Return only the number of lines in the records below where the string "Sugars" shows up.

[PROVIDED MATERIAL]
------------------------------

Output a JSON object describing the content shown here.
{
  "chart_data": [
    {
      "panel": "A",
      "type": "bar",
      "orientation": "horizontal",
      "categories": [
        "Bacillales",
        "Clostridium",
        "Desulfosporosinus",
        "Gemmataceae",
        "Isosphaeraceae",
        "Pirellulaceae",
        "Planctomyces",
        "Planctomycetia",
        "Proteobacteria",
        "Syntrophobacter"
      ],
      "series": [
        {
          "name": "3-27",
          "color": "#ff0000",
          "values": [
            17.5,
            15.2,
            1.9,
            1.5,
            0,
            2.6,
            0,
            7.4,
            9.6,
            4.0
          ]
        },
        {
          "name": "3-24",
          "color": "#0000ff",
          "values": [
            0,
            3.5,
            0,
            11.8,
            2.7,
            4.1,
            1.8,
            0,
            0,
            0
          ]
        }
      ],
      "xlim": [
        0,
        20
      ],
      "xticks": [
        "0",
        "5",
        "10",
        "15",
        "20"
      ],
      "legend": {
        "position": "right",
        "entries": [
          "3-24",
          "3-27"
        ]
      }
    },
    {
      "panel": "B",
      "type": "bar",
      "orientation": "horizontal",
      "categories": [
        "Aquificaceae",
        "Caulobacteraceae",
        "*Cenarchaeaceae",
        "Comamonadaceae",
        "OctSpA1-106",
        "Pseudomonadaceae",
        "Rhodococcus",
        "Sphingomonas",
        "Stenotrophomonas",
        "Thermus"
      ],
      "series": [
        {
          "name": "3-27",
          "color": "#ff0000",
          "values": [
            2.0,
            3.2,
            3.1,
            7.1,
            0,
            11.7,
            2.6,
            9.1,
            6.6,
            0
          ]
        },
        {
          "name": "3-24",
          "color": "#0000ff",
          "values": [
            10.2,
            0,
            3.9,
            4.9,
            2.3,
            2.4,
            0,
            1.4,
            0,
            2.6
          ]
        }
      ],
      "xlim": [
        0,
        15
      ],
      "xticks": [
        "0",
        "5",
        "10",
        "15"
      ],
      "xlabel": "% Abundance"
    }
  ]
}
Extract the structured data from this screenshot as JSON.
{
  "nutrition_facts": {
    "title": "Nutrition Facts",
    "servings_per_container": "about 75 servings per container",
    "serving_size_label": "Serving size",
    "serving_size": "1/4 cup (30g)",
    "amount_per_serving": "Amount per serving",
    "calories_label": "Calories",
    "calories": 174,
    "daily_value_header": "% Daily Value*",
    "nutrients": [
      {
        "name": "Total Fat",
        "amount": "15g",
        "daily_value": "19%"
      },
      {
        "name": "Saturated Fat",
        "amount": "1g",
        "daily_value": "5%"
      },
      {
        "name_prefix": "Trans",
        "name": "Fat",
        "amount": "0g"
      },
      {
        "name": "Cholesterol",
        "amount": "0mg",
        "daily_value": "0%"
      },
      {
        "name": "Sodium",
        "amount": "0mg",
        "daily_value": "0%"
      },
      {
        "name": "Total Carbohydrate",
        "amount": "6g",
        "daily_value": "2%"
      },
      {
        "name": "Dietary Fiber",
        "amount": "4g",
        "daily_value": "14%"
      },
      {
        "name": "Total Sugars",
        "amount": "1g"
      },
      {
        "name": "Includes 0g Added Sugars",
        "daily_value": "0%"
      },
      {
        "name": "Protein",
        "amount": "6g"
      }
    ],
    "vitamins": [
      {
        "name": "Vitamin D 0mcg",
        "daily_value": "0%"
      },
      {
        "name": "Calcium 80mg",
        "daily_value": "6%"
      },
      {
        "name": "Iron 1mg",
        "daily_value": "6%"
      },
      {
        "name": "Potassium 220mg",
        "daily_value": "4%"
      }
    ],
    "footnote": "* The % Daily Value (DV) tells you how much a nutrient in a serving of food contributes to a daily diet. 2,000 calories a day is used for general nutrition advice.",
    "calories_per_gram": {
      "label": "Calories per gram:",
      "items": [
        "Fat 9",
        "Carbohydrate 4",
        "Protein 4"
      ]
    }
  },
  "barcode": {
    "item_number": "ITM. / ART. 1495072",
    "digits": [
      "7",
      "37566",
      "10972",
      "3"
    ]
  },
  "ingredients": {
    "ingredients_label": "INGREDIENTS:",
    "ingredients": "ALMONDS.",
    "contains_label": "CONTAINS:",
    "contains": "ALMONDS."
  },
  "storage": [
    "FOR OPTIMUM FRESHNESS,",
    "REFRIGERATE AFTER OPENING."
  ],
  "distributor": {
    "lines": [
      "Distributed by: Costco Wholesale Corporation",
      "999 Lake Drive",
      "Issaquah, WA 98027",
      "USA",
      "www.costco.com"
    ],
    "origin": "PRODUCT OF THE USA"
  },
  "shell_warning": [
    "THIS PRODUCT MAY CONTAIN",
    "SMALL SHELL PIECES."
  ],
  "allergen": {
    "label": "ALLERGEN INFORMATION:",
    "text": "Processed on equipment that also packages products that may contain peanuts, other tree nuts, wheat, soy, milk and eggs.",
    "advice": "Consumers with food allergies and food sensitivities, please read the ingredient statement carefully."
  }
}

------------------------------

[RESPONSE]
2